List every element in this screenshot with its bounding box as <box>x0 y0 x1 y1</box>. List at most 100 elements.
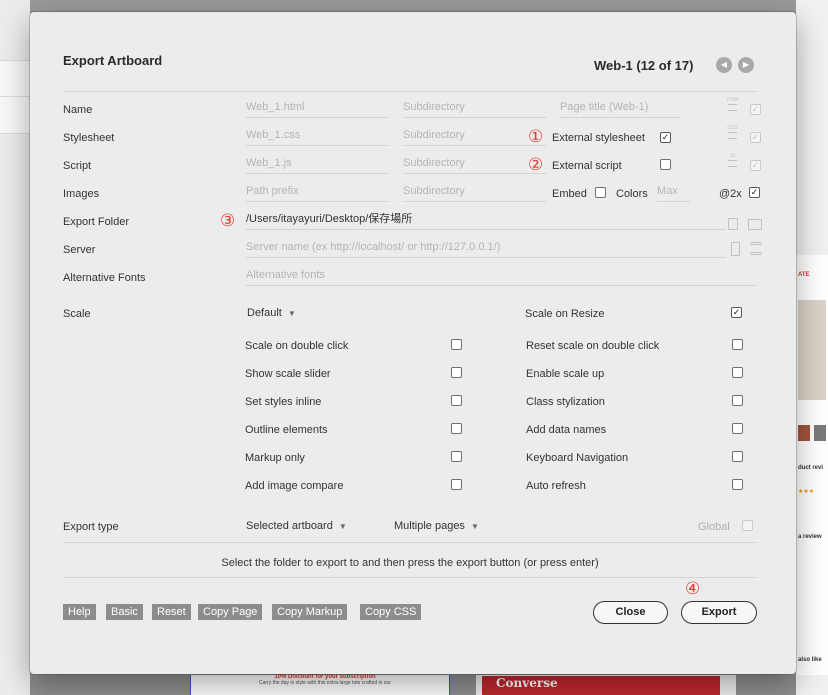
stylesheet-option-checkbox[interactable]: ✓ <box>750 132 761 143</box>
reset-button[interactable]: Reset <box>152 604 191 620</box>
alternative-fonts-input[interactable]: Alternative fonts <box>246 267 757 286</box>
images-subdirectory-input[interactable]: Subdirectory <box>403 183 546 202</box>
preview-thumb <box>814 425 826 441</box>
preview-text: duct revi <box>798 465 824 471</box>
database-icon[interactable] <box>750 242 762 255</box>
option-label: Outline elements <box>245 424 328 436</box>
path-prefix-input[interactable]: Path prefix <box>246 183 389 202</box>
embed-label: Embed <box>552 188 587 200</box>
server-label: Server <box>63 244 96 256</box>
preview-text: also like <box>798 657 822 663</box>
option-label: Reset scale on double click <box>526 340 660 352</box>
images-label: Images <box>63 188 100 200</box>
server-icon[interactable] <box>731 242 740 256</box>
scale-on-resize-checkbox[interactable]: ✓ <box>731 307 742 318</box>
page-title-input[interactable]: Page title (Web-1) <box>560 99 680 118</box>
export-button[interactable]: Export <box>681 601 757 624</box>
previous-artboard-button[interactable]: ◀ <box>716 57 732 73</box>
background-row <box>0 60 30 98</box>
markup-only-checkbox[interactable] <box>451 451 462 462</box>
outline-elements-checkbox[interactable] <box>451 423 462 434</box>
external-script-checkbox[interactable] <box>660 159 671 170</box>
stylesheet-input[interactable]: Web_1.css <box>246 127 389 146</box>
preview-text: a review <box>798 534 822 540</box>
background-right-preview: ATE duct revi ★★★ a review also like <box>796 0 828 695</box>
class-stylization-checkbox[interactable] <box>732 395 743 406</box>
reset-scale-checkbox[interactable] <box>732 339 743 350</box>
show-scale-slider-checkbox[interactable] <box>451 367 462 378</box>
stylesheet-subdirectory-input[interactable]: Subdirectory <box>403 127 546 146</box>
preview-text: ATE <box>798 272 810 278</box>
option-label: Add image compare <box>245 480 344 492</box>
css-file-icon: CSS <box>727 126 738 139</box>
external-stylesheet-label: External stylesheet <box>552 132 645 144</box>
hint-bottom-divider <box>63 577 757 578</box>
scale-dropdown[interactable]: Default ▼ <box>247 307 296 319</box>
option-label: Auto refresh <box>526 480 586 492</box>
copy-css-button[interactable]: Copy CSS <box>360 604 422 620</box>
export-artboard-dialog: Export Artboard Web-1 (12 of 17) ◀ ▶ Nam… <box>30 12 796 674</box>
name-subdirectory-input[interactable]: Subdirectory <box>403 99 546 118</box>
global-checkbox[interactable] <box>742 520 753 531</box>
retina-checkbox[interactable]: ✓ <box>749 187 760 198</box>
copy-page-button[interactable]: Copy Page <box>198 604 263 620</box>
set-styles-inline-checkbox[interactable] <box>451 395 462 406</box>
keyboard-navigation-checkbox[interactable] <box>732 451 743 462</box>
folder-icon[interactable] <box>748 219 762 230</box>
help-button[interactable]: Help <box>63 604 96 620</box>
auto-refresh-checkbox[interactable] <box>732 479 743 490</box>
close-button[interactable]: Close <box>593 601 668 624</box>
previous-icon: ◀ <box>720 60 728 69</box>
preview-image <box>798 300 826 400</box>
annotation-2: ② <box>528 155 544 174</box>
server-input[interactable]: Server name (ex http://localhost/ or htt… <box>246 239 726 258</box>
converse-banner: Converse <box>482 676 720 695</box>
embed-checkbox[interactable] <box>595 187 606 198</box>
export-type-dropdown[interactable]: Selected artboard ▼ <box>246 520 347 532</box>
global-label: Global <box>698 521 730 533</box>
preview-thumb <box>798 425 810 441</box>
scale-on-double-click-checkbox[interactable] <box>451 339 462 350</box>
annotation-3: ③ <box>220 211 236 230</box>
scale-on-resize-label: Scale on Resize <box>525 308 605 320</box>
promo-text: 10% Discount for your subscription Carry… <box>258 674 391 686</box>
add-image-compare-checkbox[interactable] <box>451 479 462 490</box>
add-data-names-checkbox[interactable] <box>732 423 743 434</box>
annotation-4: ④ <box>685 579 701 598</box>
scale-label: Scale <box>63 308 91 320</box>
chevron-down-icon: ▼ <box>287 309 296 318</box>
name-option-checkbox[interactable]: ✓ <box>750 104 761 115</box>
external-script-label: External script <box>552 160 622 172</box>
copy-markup-button[interactable]: Copy Markup <box>272 604 348 620</box>
option-label: Markup only <box>245 452 305 464</box>
colors-label: Colors <box>616 188 648 200</box>
option-label: Set styles inline <box>245 396 322 408</box>
option-label: Enable scale up <box>526 368 605 380</box>
script-option-checkbox[interactable]: ✓ <box>750 160 761 171</box>
background-left-panel <box>0 0 30 695</box>
pages-dropdown[interactable]: Multiple pages ▼ <box>394 520 479 532</box>
export-type-label: Export type <box>63 521 119 533</box>
enable-scale-up-checkbox[interactable] <box>732 367 743 378</box>
script-subdirectory-input[interactable]: Subdirectory <box>403 155 546 174</box>
next-artboard-button[interactable]: ▶ <box>738 57 754 73</box>
html-file-icon: HTM <box>727 98 738 111</box>
js-file-icon: JS <box>727 154 738 167</box>
script-input[interactable]: Web_1.js <box>246 155 389 174</box>
max-colors-input[interactable]: Max <box>657 183 690 202</box>
chevron-down-icon: ▼ <box>470 522 479 531</box>
retina-label: @2x <box>719 188 742 200</box>
filename-input[interactable]: Web_1.html <box>246 99 389 118</box>
option-label: Class stylization <box>526 396 605 408</box>
clipboard-icon[interactable] <box>728 218 738 230</box>
stylesheet-label: Stylesheet <box>63 132 115 144</box>
background-row <box>0 96 30 134</box>
name-label: Name <box>63 104 93 116</box>
external-stylesheet-checkbox[interactable]: ✓ <box>660 132 671 143</box>
header-divider <box>63 91 757 92</box>
basic-button[interactable]: Basic <box>106 604 143 620</box>
hint-text: Select the folder to export to and then … <box>221 557 599 569</box>
next-icon: ▶ <box>742 60 750 69</box>
alternative-fonts-label: Alternative Fonts <box>63 272 146 284</box>
export-folder-input[interactable]: /Users/itayayuri/Desktop/保存場所 <box>246 211 726 230</box>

→ Exercise directions:
Can you output the material above as a JSON list of strings, with one string per line, skipping blank lines and leaving out the picture?

→ Output below:
[
  "List every element in this screenshot with its bounding box as <box>x0 y0 x1 y1</box>. List at most 100 elements.",
  "stylesheet-option-checkbox[interactable]: ✓ <box>750 132 761 143</box>",
  "reset-button[interactable]: Reset <box>152 604 191 620</box>",
  "alternative-fonts-input[interactable]: Alternative fonts <box>246 267 757 286</box>",
  "images-subdirectory-input[interactable]: Subdirectory <box>403 183 546 202</box>",
  "preview-thumb <box>814 425 826 441</box>",
  "preview-text: duct revi <box>798 465 824 471</box>",
  "database-icon[interactable] <box>750 242 762 255</box>",
  "option-label: Outline elements <box>245 424 328 436</box>",
  "path-prefix-input[interactable]: Path prefix <box>246 183 389 202</box>",
  "embed-label: Embed <box>552 188 587 200</box>",
  "server-label: Server <box>63 244 96 256</box>",
  "preview-text: also like <box>798 657 822 663</box>",
  "option-label: Reset scale on double click <box>526 340 660 352</box>",
  "images-label: Images <box>63 188 100 200</box>",
  "server-icon[interactable] <box>731 242 740 256</box>",
  "scale-on-resize-checkbox[interactable]: ✓ <box>731 307 742 318</box>",
  "page-title-input[interactable]: Page title (Web-1) <box>560 99 680 118</box>",
  "export-button[interactable]: Export <box>681 601 757 624</box>",
  "previous-artboard-button[interactable]: ◀ <box>716 57 732 73</box>",
  "background-row <box>0 60 30 98</box>",
  "markup-only-checkbox[interactable] <box>451 451 462 462</box>",
  "outline-elements-checkbox[interactable] <box>451 423 462 434</box>",
  "external-script-checkbox[interactable] <box>660 159 671 170</box>",
  "stylesheet-input[interactable]: Web_1.css <box>246 127 389 146</box>",
  "preview-text: a review <box>798 534 822 540</box>",
  "background-right-preview: ATE duct revi ★★★ a review also like <box>796 0 828 695</box>",
  "class-stylization-checkbox[interactable] <box>732 395 743 406</box>",
  "reset-scale-checkbox[interactable] <box>732 339 743 350</box>",
  "show-scale-slider-checkbox[interactable] <box>451 367 462 378</box>",
  "stylesheet-subdirectory-input[interactable]: Subdirectory <box>403 127 546 146</box>",
  "preview-text: ATE <box>798 272 810 278</box>",
  "option-label: Add image compare <box>245 480 344 492</box>",
  "css-file-icon: CSS <box>727 126 738 139</box>",
  "external-stylesheet-label: External stylesheet <box>552 132 645 144</box>",
  "hint-bottom-divider <box>63 577 757 578</box>",
  "scale-dropdown[interactable]: Default ▼ <box>247 307 296 319</box>",
  "option-label: Auto refresh <box>526 480 586 492</box>",
  "copy-css-button[interactable]: Copy CSS <box>360 604 422 620</box>",
  "export-artboard-dialog: Export Artboard Web-1 (12 of 17) ◀ ▶ Nam… <box>30 12 796 674</box>",
  "name-subdirectory-input[interactable]: Subdirectory <box>403 99 546 118</box>",
  "global-checkbox[interactable] <box>742 520 753 531</box>",
  "retina-checkbox[interactable]: ✓ <box>749 187 760 198</box>",
  "copy-page-button[interactable]: Copy Page <box>198 604 263 620</box>",
  "set-styles-inline-checkbox[interactable] <box>451 395 462 406</box>",
  "keyboard-navigation-checkbox[interactable] <box>732 451 743 462</box>",
  "folder-icon[interactable] <box>748 219 762 230</box>",
  "help-button[interactable]: Help <box>63 604 96 620</box>",
  "auto-refresh-checkbox[interactable] <box>732 479 743 490</box>",
  "close-button[interactable]: Close <box>593 601 668 624</box>",
  "previous-icon: ◀ <box>720 60 728 69</box>",
  "preview-image <box>798 300 826 400</box>",
  "annotation-2: ② <box>528 155 544 174</box>",
  "server-input[interactable]: Server name (ex http://localhost/ or htt… <box>246 239 726 258</box>",
  "converse-banner: Converse <box>482 676 720 695</box>",
  "embed-checkbox[interactable] <box>595 187 606 198</box>",
  "export-type-dropdown[interactable]: Selected artboard ▼ <box>246 520 347 532</box>",
  "global-label: Global <box>698 521 730 533</box>",
  "preview-thumb <box>798 425 810 441</box>",
  "scale-on-double-click-checkbox[interactable] <box>451 339 462 350</box>",
  "annotation-3: ③ <box>220 211 236 230</box>",
  "scale-on-resize-label: Scale on Resize <box>525 308 605 320</box>",
  "promo-text: 10% Discount for your subscription Carry… <box>258 674 391 686</box>",
  "add-image-compare-checkbox[interactable] <box>451 479 462 490</box>",
  "add-data-names-checkbox[interactable] <box>732 423 743 434</box>",
  "annotation-4: ④ <box>685 579 701 598</box>",
  "scale-label: Scale <box>63 308 91 320</box>",
  "chevron-down-icon: ▼ <box>287 309 296 318</box>",
  "name-option-checkbox[interactable]: ✓ <box>750 104 761 115</box>",
  "external-script-label: External script <box>552 160 622 172</box>",
  "copy-markup-button[interactable]: Copy Markup <box>272 604 348 620</box>",
  "option-label: Markup only <box>245 452 305 464</box>",
  "colors-label: Colors <box>616 188 648 200</box>",
  "option-label: Set styles inline <box>245 396 322 408</box>",
  "option-label: Enable scale up <box>526 368 605 380</box>",
  "script-option-checkbox[interactable]: ✓ <box>750 160 761 171</box>",
  "background-left-panel <box>0 0 30 695</box>",
  "pages-dropdown[interactable]: Multiple pages ▼ <box>394 520 479 532</box>",
  "export-type-label: Export type <box>63 521 119 533</box>",
  "enable-scale-up-checkbox[interactable] <box>732 367 743 378</box>",
  "script-subdirectory-input[interactable]: Subdirectory <box>403 155 546 174</box>",
  "next-artboard-button[interactable]: ▶ <box>738 57 754 73</box>",
  "html-file-icon: HTM <box>727 98 738 111</box>",
  "js-file-icon: JS <box>727 154 738 167</box>",
  "script-input[interactable]: Web_1.js <box>246 155 389 174</box>",
  "max-colors-input[interactable]: Max <box>657 183 690 202</box>",
  "chevron-down-icon: ▼ <box>470 522 479 531</box>",
  "retina-label: @2x <box>719 188 742 200</box>",
  "filename-input[interactable]: Web_1.html <box>246 99 389 118</box>",
  "option-label: Class stylization <box>526 396 605 408</box>",
  "clipboard-icon[interactable] <box>728 218 738 230</box>",
  "stylesheet-label: Stylesheet <box>63 132 115 144</box>",
  "background-row <box>0 96 30 134</box>",
  "name-label: Name <box>63 104 93 116</box>",
  "external-stylesheet-checkbox[interactable]: ✓ <box>660 132 671 143</box>",
  "header-divider <box>63 91 757 92</box>",
  "basic-button[interactable]: Basic <box>106 604 143 620</box>",
  "hint-text: Select the folder to export to and then … <box>221 557 599 569</box>",
  "next-icon: ▶ <box>742 60 750 69</box>",
  "alternative-fonts-label: Alternative Fonts <box>63 272 146 284</box>",
  "export-folder-input[interactable]: /Users/itayayuri/Desktop/保存場所 <box>246 211 726 230</box>"
]